### [Written instruction]
Return the data exactly, with all pictures removed.

--- BEGIN ---

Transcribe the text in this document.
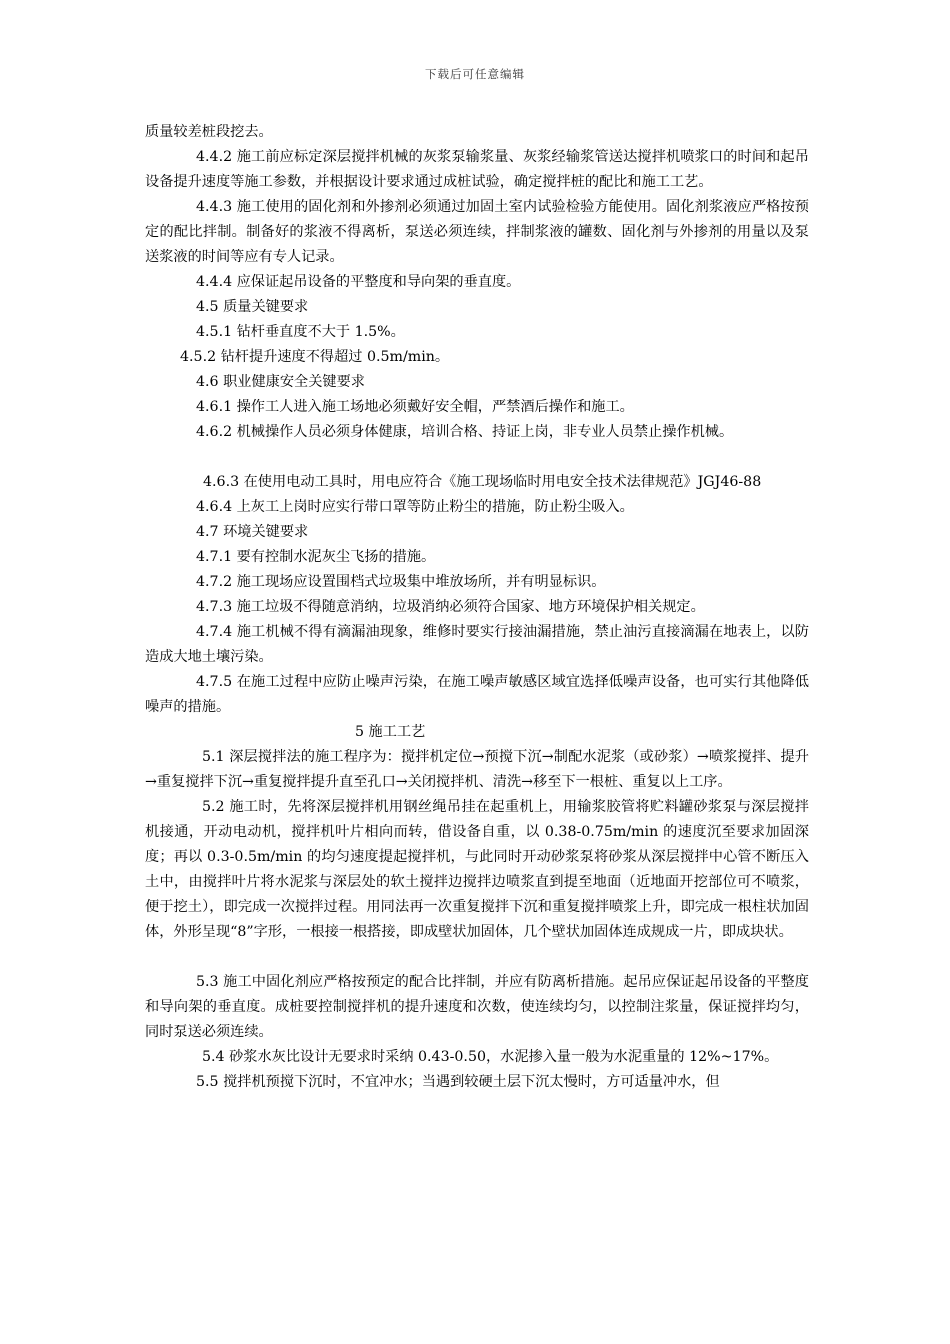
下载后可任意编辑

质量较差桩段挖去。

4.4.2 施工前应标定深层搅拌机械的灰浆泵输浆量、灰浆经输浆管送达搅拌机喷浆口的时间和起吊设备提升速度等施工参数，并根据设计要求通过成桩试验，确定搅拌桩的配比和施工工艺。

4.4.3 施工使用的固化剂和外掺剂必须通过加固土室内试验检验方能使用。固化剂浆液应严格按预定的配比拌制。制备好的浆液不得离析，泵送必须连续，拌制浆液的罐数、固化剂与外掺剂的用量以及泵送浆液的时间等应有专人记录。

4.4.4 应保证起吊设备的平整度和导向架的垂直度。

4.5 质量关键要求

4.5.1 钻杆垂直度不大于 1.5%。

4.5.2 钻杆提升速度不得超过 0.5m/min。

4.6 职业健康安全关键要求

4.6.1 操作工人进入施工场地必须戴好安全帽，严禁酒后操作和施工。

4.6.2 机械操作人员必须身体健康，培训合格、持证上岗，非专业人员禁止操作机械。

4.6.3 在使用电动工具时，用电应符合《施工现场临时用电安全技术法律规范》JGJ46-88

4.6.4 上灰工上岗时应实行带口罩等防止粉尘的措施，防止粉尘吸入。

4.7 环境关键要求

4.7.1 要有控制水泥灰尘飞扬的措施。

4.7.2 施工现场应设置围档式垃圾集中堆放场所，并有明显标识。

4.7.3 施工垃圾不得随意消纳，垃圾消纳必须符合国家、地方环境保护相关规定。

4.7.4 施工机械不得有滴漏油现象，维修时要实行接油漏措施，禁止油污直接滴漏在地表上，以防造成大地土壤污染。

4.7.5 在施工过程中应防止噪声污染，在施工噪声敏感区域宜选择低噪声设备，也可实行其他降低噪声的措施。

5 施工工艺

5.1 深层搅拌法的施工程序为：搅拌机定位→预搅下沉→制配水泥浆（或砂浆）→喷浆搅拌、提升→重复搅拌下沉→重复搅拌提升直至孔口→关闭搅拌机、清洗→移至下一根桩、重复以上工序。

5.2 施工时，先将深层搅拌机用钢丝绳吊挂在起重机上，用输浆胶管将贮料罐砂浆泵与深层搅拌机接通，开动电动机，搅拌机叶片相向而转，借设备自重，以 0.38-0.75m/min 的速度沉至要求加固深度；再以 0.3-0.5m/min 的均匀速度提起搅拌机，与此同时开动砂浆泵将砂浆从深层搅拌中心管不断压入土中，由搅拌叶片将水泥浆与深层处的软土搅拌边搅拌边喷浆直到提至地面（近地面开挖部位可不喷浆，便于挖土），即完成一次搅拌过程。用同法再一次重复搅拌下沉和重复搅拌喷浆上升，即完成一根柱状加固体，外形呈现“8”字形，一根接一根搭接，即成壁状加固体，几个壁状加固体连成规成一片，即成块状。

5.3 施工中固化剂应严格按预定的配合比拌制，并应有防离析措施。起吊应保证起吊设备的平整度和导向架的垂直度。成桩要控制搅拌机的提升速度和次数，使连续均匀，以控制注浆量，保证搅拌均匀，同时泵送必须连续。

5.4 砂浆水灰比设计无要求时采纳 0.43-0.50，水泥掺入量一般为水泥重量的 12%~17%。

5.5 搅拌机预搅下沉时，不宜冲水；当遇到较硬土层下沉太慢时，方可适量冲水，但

--- END ---

### [Answer to this problem]
Transcribe the text in this document.
下载后可任意编辑

质量较差桩段挖去。

4.4.2 施工前应标定深层搅拌机械的灰浆泵输浆量、灰浆经输浆管送达搅拌机喷浆口的时间和起吊设备提升速度等施工参数，并根据设计要求通过成桩试验，确定搅拌桩的配比和施工工艺。

4.4.3 施工使用的固化剂和外掺剂必须通过加固土室内试验检验方能使用。固化剂浆液应严格按预定的配比拌制。制备好的浆液不得离析，泵送必须连续，拌制浆液的罐数、固化剂与外掺剂的用量以及泵送浆液的时间等应有专人记录。

4.4.4 应保证起吊设备的平整度和导向架的垂直度。

4.5 质量关键要求

4.5.1 钻杆垂直度不大于 1.5%。

4.5.2 钻杆提升速度不得超过 0.5m/min。

4.6 职业健康安全关键要求

4.6.1 操作工人进入施工场地必须戴好安全帽，严禁酒后操作和施工。

4.6.2 机械操作人员必须身体健康，培训合格、持证上岗，非专业人员禁止操作机械。

4.6.3 在使用电动工具时，用电应符合《施工现场临时用电安全技术法律规范》JGJ46-88

4.6.4 上灰工上岗时应实行带口罩等防止粉尘的措施，防止粉尘吸入。

4.7 环境关键要求

4.7.1 要有控制水泥灰尘飞扬的措施。

4.7.2 施工现场应设置围档式垃圾集中堆放场所，并有明显标识。

4.7.3 施工垃圾不得随意消纳，垃圾消纳必须符合国家、地方环境保护相关规定。

4.7.4 施工机械不得有滴漏油现象，维修时要实行接油漏措施，禁止油污直接滴漏在地表上，以防造成大地土壤污染。

4.7.5 在施工过程中应防止噪声污染，在施工噪声敏感区域宜选择低噪声设备，也可实行其他降低噪声的措施。

5 施工工艺

5.1 深层搅拌法的施工程序为：搅拌机定位→预搅下沉→制配水泥浆（或砂浆）→喷浆搅拌、提升→重复搅拌下沉→重复搅拌提升直至孔口→关闭搅拌机、清洗→移至下一根桩、重复以上工序。

5.2 施工时，先将深层搅拌机用钢丝绳吊挂在起重机上，用输浆胶管将贮料罐砂浆泵与深层搅拌机接通，开动电动机，搅拌机叶片相向而转，借设备自重，以 0.38-0.75m/min 的速度沉至要求加固深度；再以 0.3-0.5m/min 的均匀速度提起搅拌机，与此同时开动砂浆泵将砂浆从深层搅拌中心管不断压入土中，由搅拌叶片将水泥浆与深层处的软土搅拌边搅拌边喷浆直到提至地面（近地面开挖部位可不喷浆，便于挖土），即完成一次搅拌过程。用同法再一次重复搅拌下沉和重复搅拌喷浆上升，即完成一根柱状加固体，外形呈现“8”字形，一根接一根搭接，即成壁状加固体，几个壁状加固体连成规成一片，即成块状。

5.3 施工中固化剂应严格按预定的配合比拌制，并应有防离析措施。起吊应保证起吊设备的平整度和导向架的垂直度。成桩要控制搅拌机的提升速度和次数，使连续均匀，以控制注浆量，保证搅拌均匀，同时泵送必须连续。

5.4 砂浆水灰比设计无要求时采纳 0.43-0.50，水泥掺入量一般为水泥重量的 12%~17%。

5.5 搅拌机预搅下沉时，不宜冲水；当遇到较硬土层下沉太慢时，方可适量冲水，但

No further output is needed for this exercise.